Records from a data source
>>>

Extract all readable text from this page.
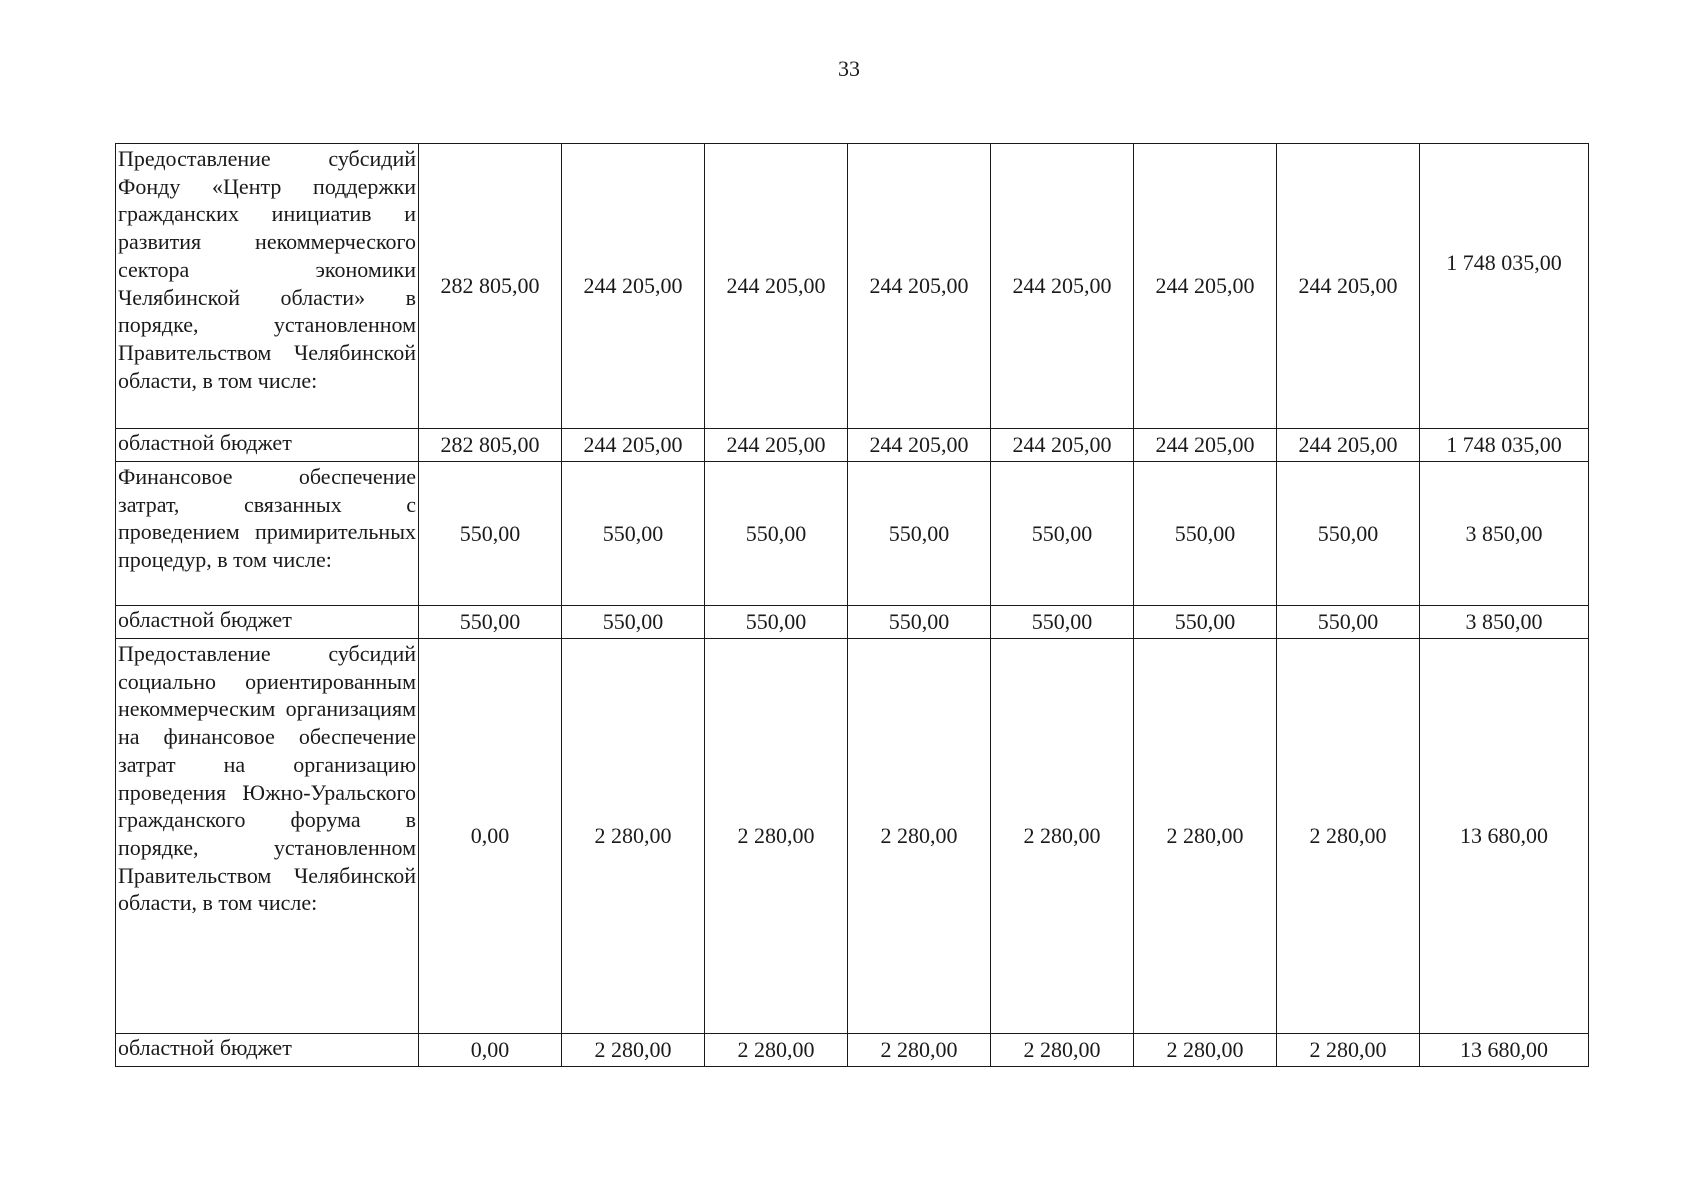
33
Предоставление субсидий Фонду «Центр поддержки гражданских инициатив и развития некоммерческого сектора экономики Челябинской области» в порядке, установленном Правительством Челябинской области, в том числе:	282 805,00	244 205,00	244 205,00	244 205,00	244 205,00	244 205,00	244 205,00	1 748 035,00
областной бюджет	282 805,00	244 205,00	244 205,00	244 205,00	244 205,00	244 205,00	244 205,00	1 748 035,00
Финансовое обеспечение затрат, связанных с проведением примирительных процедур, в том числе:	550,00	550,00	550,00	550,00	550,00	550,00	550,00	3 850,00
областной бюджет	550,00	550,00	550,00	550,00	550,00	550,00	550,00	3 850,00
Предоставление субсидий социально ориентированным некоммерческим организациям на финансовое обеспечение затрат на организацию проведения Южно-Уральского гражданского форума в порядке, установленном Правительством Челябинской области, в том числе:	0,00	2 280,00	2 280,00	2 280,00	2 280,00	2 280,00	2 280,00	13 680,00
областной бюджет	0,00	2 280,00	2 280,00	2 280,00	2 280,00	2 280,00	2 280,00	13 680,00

<<<
>>>

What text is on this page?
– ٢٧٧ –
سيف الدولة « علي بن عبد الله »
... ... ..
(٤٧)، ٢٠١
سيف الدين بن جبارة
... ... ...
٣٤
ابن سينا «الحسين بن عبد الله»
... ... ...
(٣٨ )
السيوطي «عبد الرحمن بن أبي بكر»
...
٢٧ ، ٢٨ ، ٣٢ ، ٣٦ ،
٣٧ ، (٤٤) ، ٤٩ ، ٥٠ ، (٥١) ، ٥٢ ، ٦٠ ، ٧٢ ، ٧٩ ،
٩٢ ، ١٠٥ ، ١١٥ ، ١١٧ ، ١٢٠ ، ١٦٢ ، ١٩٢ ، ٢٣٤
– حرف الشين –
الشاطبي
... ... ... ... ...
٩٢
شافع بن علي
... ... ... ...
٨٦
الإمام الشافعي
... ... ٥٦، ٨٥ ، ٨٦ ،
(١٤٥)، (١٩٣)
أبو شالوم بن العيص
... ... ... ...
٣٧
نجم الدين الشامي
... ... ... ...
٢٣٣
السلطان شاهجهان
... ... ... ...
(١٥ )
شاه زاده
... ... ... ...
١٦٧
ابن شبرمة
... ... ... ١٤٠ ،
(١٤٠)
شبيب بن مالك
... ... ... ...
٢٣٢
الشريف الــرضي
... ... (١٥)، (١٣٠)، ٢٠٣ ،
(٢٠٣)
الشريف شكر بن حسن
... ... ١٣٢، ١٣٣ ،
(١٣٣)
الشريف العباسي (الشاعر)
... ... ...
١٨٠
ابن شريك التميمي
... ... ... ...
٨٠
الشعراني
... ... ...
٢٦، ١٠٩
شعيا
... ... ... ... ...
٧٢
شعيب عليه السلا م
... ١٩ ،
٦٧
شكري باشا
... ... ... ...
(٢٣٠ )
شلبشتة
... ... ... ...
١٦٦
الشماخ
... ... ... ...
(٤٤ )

<<<

• [EXERCISE] Tally the lines of the listing in which the word "Предоставление" occurs, and state the total alone.

• [RESPONSE BELOW] 2